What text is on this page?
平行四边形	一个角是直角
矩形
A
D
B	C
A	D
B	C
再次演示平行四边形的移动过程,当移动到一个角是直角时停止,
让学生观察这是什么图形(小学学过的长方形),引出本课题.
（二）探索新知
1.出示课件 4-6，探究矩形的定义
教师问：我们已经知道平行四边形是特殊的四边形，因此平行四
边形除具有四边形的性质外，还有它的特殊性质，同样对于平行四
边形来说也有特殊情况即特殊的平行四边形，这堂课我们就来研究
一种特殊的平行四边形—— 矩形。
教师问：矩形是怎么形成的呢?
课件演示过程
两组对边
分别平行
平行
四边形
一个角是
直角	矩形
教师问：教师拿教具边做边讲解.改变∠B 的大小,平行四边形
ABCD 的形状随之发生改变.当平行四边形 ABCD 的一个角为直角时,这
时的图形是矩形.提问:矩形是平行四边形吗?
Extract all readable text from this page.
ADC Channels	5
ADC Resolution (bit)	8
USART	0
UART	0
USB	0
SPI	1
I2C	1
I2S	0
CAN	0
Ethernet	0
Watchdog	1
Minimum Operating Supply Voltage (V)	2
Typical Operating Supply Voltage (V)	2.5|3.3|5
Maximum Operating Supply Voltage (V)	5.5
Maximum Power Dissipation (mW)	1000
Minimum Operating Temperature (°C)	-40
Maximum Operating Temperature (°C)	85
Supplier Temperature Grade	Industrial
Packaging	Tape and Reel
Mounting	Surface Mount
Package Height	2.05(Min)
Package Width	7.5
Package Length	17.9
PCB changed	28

Objective =>
Find the lines above that contain the word "Supply" and collect them.

Answer for this exercise =>
Minimum Operating Supply Voltage (V)	2
Typical Operating Supply Voltage (V)	2.5|3.3|5
Maximum Operating Supply Voltage (V)	5.5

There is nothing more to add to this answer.